Stored data entries
========

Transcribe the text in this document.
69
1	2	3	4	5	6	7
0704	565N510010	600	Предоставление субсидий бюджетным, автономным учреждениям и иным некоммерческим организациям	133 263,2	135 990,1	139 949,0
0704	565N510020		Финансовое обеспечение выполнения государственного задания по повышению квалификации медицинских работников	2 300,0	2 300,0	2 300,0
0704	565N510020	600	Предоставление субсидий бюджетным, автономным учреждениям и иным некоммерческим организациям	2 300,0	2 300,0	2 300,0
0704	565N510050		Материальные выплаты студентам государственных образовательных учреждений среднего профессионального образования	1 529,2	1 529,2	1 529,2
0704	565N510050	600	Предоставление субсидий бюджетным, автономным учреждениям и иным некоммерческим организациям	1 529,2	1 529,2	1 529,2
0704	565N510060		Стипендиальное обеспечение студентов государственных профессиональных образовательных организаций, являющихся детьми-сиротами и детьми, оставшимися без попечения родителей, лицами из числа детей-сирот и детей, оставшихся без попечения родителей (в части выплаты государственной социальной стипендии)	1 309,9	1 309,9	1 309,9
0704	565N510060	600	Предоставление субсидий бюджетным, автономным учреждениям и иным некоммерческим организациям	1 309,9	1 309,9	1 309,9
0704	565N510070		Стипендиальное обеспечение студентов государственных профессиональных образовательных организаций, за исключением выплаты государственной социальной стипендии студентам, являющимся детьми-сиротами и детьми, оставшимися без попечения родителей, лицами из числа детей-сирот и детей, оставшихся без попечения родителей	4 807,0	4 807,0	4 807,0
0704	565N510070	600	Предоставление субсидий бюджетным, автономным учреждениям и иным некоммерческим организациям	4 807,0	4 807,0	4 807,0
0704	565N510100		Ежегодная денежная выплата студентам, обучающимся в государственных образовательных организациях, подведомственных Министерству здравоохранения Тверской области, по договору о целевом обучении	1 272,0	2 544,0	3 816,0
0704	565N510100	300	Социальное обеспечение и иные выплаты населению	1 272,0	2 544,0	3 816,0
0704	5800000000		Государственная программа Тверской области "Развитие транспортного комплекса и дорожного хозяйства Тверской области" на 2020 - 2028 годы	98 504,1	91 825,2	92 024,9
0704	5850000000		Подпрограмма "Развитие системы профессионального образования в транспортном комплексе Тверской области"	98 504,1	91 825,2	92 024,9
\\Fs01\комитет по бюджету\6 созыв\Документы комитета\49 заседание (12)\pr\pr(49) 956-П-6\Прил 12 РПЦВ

========

# WORK TO BE COMPLETED:
Can you reproduce all the material exactly?

# TASK OUTPUT:
Transcribe the text in this document.
69
1	2	3	4	5	6	7
0704	565N510010	600	Предоставление субсидий бюджетным, автономным учреждениям и иным некоммерческим организациям	133 263,2	135 990,1	139 949,0
0704	565N510020		Финансовое обеспечение выполнения государственного задания по повышению квалификации медицинских работников	2 300,0	2 300,0	2 300,0
0704	565N510020	600	Предоставление субсидий бюджетным, автономным учреждениям и иным некоммерческим организациям	2 300,0	2 300,0	2 300,0
0704	565N510050		Материальные выплаты студентам государственных образовательных учреждений среднего профессионального образования	1 529,2	1 529,2	1 529,2
0704	565N510050	600	Предоставление субсидий бюджетным, автономным учреждениям и иным некоммерческим организациям	1 529,2	1 529,2	1 529,2
0704	565N510060		Стипендиальное обеспечение студентов государственных профессиональных образовательных организаций, являющихся детьми-сиротами и детьми, оставшимися без попечения родителей, лицами из числа детей-сирот и детей, оставшихся без попечения родителей (в части выплаты государственной социальной стипендии)	1 309,9	1 309,9	1 309,9
0704	565N510060	600	Предоставление субсидий бюджетным, автономным учреждениям и иным некоммерческим организациям	1 309,9	1 309,9	1 309,9
0704	565N510070		Стипендиальное обеспечение студентов государственных профессиональных образовательных организаций, за исключением выплаты государственной социальной стипендии студентам, являющимся детьми-сиротами и детьми, оставшимися без попечения родителей, лицами из числа детей-сирот и детей, оставшихся без попечения родителей	4 807,0	4 807,0	4 807,0
0704	565N510070	600	Предоставление субсидий бюджетным, автономным учреждениям и иным некоммерческим организациям	4 807,0	4 807,0	4 807,0
0704	565N510100		Ежегодная денежная выплата студентам, обучающимся в государственных образовательных организациях, подведомственных Министерству здравоохранения Тверской области, по договору о целевом обучении	1 272,0	2 544,0	3 816,0
0704	565N510100	300	Социальное обеспечение и иные выплаты населению	1 272,0	2 544,0	3 816,0
0704	5800000000		Государственная программа Тверской области "Развитие транспортного комплекса и дорожного хозяйства Тверской области" на 2020 - 2028 годы	98 504,1	91 825,2	92 024,9
0704	5850000000		Подпрограмма "Развитие системы профессионального образования в транспортном комплексе Тверской области"	98 504,1	91 825,2	92 024,9
\\Fs01\комитет по бюджету\6 созыв\Документы комитета\49 заседание (12)\pr\pr(49) 956-П-6\Прил 12 РПЦВ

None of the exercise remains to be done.